(TASK OBJECTIVE)
Collect every line in the items below that contains the string "checkbox". Letter case matters.

(INFORMATION SHOWN)

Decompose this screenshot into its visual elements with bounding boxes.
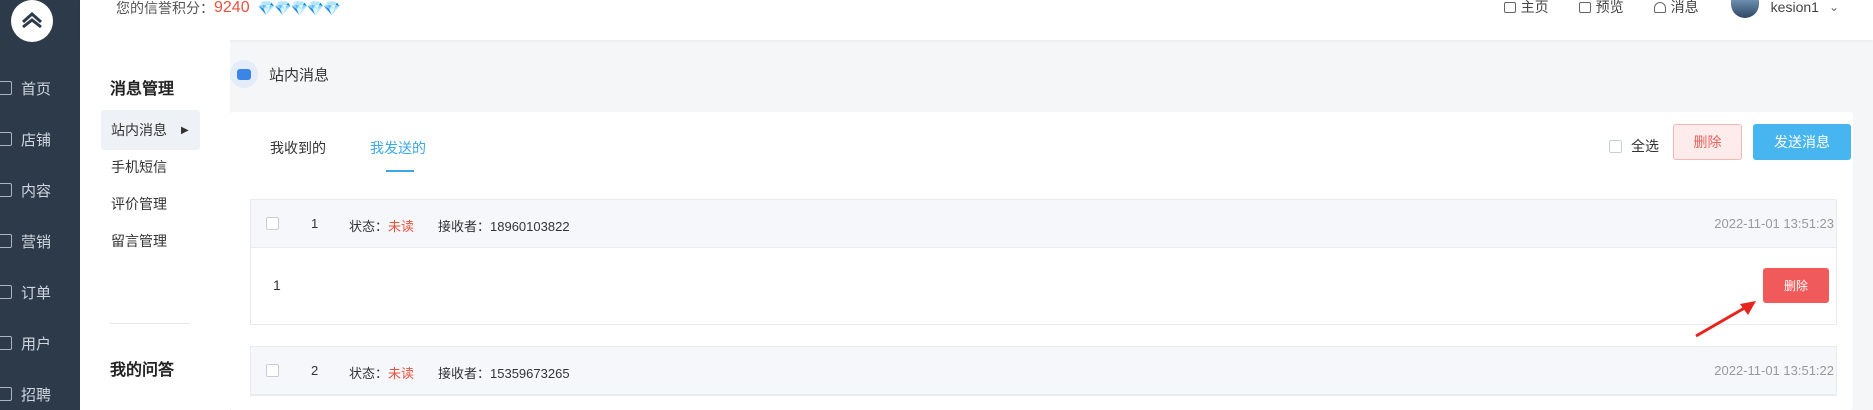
credit-value: 9240 (214, 0, 250, 16)
message-body: 1 删除 (251, 248, 1836, 324)
credit-label: 您的信誉积分： (116, 0, 214, 16)
send-message-button[interactable]: 发送消息 (1753, 124, 1851, 160)
message-item: 1 状态：未读 接收者：18960103822 2022-11-01 13:51… (250, 199, 1837, 325)
tab-received[interactable]: 我收到的 (270, 138, 326, 158)
submenu-item-reviews[interactable]: 评价管理 (101, 184, 200, 224)
sidebar-item-label: 店铺 (21, 131, 52, 149)
sidebar-item-home[interactable]: 首页 (0, 76, 80, 100)
message-receiver: 接收者：18960103822 (438, 216, 570, 235)
submenu-item-comments[interactable]: 留言管理 (101, 221, 200, 261)
message-header: 1 状态：未读 接收者：18960103822 2022-11-01 13:51… (251, 200, 1836, 248)
submenu-item-label: 评价管理 (111, 196, 167, 212)
avatar[interactable] (1730, 0, 1759, 18)
submenu-item-label: 手机短信 (111, 159, 167, 175)
bell-icon (1653, 1, 1666, 13)
caret-right-icon: ▶ (181, 124, 189, 136)
chevron-down-icon[interactable]: ⌄ (1829, 0, 1839, 14)
user-icon (0, 336, 12, 350)
top-links: 主页 预览 消息 kesion1 ⌄ (1474, 0, 1839, 18)
home-link[interactable]: 主页 (1503, 0, 1549, 17)
submenu-item-site-message[interactable]: 站内消息 ▶ (101, 110, 200, 150)
receiver-value: 15359673265 (490, 366, 570, 381)
diamond-icons: 💎💎💎💎💎 (257, 0, 341, 16)
marketing-icon (0, 234, 12, 248)
sidebar-item-user[interactable]: 用户 (0, 331, 80, 355)
home-icon (0, 81, 12, 95)
section-title-qa: 我的问答 (110, 362, 175, 379)
message-time: 2022-11-01 13:51:23 (1714, 216, 1834, 231)
message-item: 2 状态：未读 接收者：15359673265 2022-11-01 13:51… (250, 346, 1837, 396)
tab-active-indicator (386, 170, 414, 172)
store-icon (0, 132, 12, 146)
sidebar-item-order[interactable]: 订单 (0, 280, 80, 304)
top-bar: 您的信誉积分： 9240 💎💎💎💎💎 主页 预览 消息 kesion1 ⌄ (80, 0, 1873, 40)
page-title: 站内消息 (269, 66, 330, 84)
main-sidebar: 首页 店铺 内容 营销 订单 用户 招聘 (0, 0, 80, 410)
monitor-icon (1578, 1, 1591, 13)
submenu-item-sms[interactable]: 手机短信 (101, 147, 200, 187)
message-content: 1 (273, 277, 281, 293)
message-index: 2 (311, 363, 319, 378)
page-heading: 站内消息 (230, 60, 329, 88)
username[interactable]: kesion1 (1771, 0, 1819, 15)
submenu-item-label: 留言管理 (111, 233, 167, 249)
sub-menu: 消息管理 站内消息 ▶ 手机短信 评价管理 留言管理 我的问答 (80, 40, 230, 410)
status-value: 未读 (388, 366, 415, 381)
message-checkbox[interactable] (266, 217, 279, 230)
sidebar-item-label: 首页 (21, 80, 52, 98)
sidebar-item-label: 用户 (21, 335, 52, 353)
message-delete-button[interactable]: 删除 (1763, 268, 1829, 303)
sidebar-item-label: 内容 (21, 182, 52, 200)
content-icon (0, 183, 12, 197)
select-all[interactable]: 全选 (1609, 136, 1659, 156)
sidebar-item-store[interactable]: 店铺 (0, 127, 80, 151)
message-index: 1 (311, 216, 319, 231)
message-checkbox[interactable] (266, 364, 279, 377)
annotation-arrow-icon (1695, 301, 1756, 338)
status-value: 未读 (388, 219, 415, 234)
preview-link[interactable]: 预览 (1578, 0, 1624, 17)
tab-sent[interactable]: 我发送的 (370, 138, 426, 158)
recruit-icon (0, 387, 12, 401)
submenu-item-label: 站内消息 (111, 122, 167, 138)
sidebar-item-label: 招聘 (21, 386, 52, 404)
message-status: 状态：未读 (349, 363, 414, 382)
home-icon (1503, 1, 1516, 13)
delete-button[interactable]: 删除 (1673, 124, 1742, 160)
receiver-label: 接收者： (438, 366, 491, 381)
receiver-value: 18960103822 (490, 219, 570, 234)
message-header: 2 状态：未读 接收者：15359673265 2022-11-01 13:51… (251, 347, 1836, 395)
select-all-checkbox[interactable] (1609, 139, 1622, 153)
chat-icon (230, 60, 258, 88)
message-link[interactable]: 消息 (1653, 0, 1699, 17)
logo-icon[interactable] (11, 0, 53, 42)
sidebar-item-recruit[interactable]: 招聘 (0, 382, 80, 406)
message-time: 2022-11-01 13:51:22 (1714, 363, 1834, 378)
divider (110, 323, 190, 324)
message-link-label: 消息 (1670, 0, 1699, 15)
section-title-message: 消息管理 (110, 81, 175, 98)
sidebar-item-content[interactable]: 内容 (0, 178, 80, 202)
sidebar-item-label: 订单 (21, 284, 52, 302)
credit-score: 您的信誉积分： 9240 💎💎💎💎💎 (116, 0, 341, 16)
message-status: 状态：未读 (349, 216, 414, 235)
home-link-label: 主页 (1520, 0, 1549, 15)
sidebar-item-label: 营销 (21, 233, 52, 251)
status-label: 状态： (349, 366, 389, 381)
message-receiver: 接收者：15359673265 (438, 363, 570, 382)
preview-link-label: 预览 (1595, 0, 1624, 15)
select-all-label: 全选 (1631, 138, 1659, 154)
status-label: 状态： (349, 219, 389, 234)
receiver-label: 接收者： (438, 219, 491, 234)
sidebar-item-marketing[interactable]: 营销 (0, 229, 80, 253)
order-icon (0, 285, 12, 299)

(THE COMPLETED TASK)
message-checkbox[interactable] (266, 217, 279, 230)
message-checkbox[interactable] (266, 364, 279, 377)
select-all-checkbox[interactable] (1609, 139, 1622, 153)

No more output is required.